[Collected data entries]
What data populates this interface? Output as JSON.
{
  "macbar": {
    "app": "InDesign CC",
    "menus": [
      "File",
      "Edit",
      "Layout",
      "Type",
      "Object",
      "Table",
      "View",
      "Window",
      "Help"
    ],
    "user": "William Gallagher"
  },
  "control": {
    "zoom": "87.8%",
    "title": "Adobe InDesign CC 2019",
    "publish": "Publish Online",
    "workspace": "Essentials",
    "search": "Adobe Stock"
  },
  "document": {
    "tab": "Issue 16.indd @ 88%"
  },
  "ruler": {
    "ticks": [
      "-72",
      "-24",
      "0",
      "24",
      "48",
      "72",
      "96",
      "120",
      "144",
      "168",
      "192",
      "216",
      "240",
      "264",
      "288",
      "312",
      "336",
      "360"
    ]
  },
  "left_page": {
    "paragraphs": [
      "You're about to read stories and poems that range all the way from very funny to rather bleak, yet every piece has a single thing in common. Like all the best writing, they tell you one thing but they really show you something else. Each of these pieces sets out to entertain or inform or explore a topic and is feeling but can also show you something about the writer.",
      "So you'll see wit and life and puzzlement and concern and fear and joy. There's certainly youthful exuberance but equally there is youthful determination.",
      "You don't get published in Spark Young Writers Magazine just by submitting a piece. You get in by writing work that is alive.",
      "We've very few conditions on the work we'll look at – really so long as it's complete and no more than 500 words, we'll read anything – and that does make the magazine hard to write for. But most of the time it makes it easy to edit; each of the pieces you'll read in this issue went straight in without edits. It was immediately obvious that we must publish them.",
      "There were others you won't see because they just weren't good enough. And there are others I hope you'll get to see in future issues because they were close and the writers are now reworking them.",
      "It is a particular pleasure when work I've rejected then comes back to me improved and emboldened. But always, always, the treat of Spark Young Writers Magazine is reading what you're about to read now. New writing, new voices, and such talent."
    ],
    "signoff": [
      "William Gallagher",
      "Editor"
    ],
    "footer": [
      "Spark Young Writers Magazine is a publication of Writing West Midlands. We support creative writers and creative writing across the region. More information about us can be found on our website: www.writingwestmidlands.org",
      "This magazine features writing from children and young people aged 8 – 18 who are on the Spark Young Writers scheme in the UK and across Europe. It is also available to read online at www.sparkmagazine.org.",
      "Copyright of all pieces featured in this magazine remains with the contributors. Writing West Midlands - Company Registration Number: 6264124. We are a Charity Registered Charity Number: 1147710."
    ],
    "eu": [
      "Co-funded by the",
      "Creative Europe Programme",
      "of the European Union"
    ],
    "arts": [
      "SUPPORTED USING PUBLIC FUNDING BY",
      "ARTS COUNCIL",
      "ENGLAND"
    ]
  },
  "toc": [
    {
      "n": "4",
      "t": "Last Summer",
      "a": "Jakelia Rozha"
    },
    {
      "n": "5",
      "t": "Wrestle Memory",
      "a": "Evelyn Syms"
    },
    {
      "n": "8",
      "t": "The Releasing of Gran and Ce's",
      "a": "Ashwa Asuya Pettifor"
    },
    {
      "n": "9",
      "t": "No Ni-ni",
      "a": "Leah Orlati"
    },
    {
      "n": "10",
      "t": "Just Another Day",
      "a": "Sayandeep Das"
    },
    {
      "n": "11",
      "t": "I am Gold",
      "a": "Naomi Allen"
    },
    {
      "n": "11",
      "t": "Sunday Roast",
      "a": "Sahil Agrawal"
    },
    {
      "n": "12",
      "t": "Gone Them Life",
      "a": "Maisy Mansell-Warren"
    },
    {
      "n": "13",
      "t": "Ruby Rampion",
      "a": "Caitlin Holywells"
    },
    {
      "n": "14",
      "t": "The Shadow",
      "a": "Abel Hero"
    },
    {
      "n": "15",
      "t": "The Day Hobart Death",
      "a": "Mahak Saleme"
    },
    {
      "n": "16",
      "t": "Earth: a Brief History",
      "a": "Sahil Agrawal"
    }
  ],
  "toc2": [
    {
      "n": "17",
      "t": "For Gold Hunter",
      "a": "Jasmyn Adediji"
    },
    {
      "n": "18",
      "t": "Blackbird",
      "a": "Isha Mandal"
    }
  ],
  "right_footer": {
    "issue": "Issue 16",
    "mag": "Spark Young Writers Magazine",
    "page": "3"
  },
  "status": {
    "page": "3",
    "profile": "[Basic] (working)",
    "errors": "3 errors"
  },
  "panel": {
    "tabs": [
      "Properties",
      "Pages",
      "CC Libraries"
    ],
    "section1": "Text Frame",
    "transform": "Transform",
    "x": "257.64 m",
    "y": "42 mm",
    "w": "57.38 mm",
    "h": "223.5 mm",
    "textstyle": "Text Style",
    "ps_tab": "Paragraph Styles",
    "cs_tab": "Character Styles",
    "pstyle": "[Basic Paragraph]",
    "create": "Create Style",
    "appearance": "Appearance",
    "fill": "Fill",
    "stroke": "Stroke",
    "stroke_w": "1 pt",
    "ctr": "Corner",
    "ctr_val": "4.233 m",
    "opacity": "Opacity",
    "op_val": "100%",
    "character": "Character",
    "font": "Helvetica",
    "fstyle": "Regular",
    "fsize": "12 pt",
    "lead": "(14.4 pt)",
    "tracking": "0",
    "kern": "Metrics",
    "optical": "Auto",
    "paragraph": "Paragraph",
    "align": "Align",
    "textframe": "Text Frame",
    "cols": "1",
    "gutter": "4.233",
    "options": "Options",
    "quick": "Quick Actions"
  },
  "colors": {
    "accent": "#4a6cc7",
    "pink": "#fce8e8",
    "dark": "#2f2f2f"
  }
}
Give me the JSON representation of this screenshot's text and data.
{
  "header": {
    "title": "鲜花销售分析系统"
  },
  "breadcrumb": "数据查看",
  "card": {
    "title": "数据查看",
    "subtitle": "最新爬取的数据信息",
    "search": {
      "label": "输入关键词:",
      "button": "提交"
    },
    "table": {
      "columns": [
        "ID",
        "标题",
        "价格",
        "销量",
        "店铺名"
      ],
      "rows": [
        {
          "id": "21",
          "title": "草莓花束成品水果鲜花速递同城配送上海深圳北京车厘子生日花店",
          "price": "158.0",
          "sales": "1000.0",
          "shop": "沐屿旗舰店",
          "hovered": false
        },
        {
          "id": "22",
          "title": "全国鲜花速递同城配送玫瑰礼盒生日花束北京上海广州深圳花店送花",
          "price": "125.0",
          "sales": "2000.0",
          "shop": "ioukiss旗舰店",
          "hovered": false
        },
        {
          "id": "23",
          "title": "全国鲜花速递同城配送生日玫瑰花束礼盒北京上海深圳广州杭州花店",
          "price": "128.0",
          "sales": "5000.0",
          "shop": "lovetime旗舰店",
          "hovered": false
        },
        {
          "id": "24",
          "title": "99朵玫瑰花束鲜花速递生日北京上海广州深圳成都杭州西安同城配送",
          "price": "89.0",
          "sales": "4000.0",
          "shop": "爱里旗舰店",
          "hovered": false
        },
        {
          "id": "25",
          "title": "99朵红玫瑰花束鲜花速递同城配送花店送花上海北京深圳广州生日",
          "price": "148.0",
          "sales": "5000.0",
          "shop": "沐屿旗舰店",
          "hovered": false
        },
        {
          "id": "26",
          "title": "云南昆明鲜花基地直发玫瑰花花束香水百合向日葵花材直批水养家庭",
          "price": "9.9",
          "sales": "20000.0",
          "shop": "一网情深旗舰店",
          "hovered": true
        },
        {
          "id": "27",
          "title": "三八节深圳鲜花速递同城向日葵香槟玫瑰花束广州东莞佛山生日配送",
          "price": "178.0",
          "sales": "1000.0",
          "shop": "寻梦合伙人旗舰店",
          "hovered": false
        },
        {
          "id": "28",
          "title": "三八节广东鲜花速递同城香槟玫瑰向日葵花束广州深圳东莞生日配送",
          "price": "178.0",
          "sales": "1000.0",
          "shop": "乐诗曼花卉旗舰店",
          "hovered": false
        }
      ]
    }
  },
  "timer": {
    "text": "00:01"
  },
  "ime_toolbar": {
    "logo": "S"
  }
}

* [THE TASK] List the lines of the entries that include "from".

* [EXPECTED OUTPUT]
      "You're about to read stories and poems that range all the way from very funny to rather bleak, yet every piece has a single thing in common. Like all the best writing, they tell you one thing but they really show you something else. Each of these pieces sets out to entertain or inform or explore a topic and is feeling but can also show you something about the writer.",
      "This magazine features writing from children and young people aged 8 – 18 who are on the Spark Young Writers scheme in the UK and across Europe. It is also available to read online at www.sparkmagazine.org.",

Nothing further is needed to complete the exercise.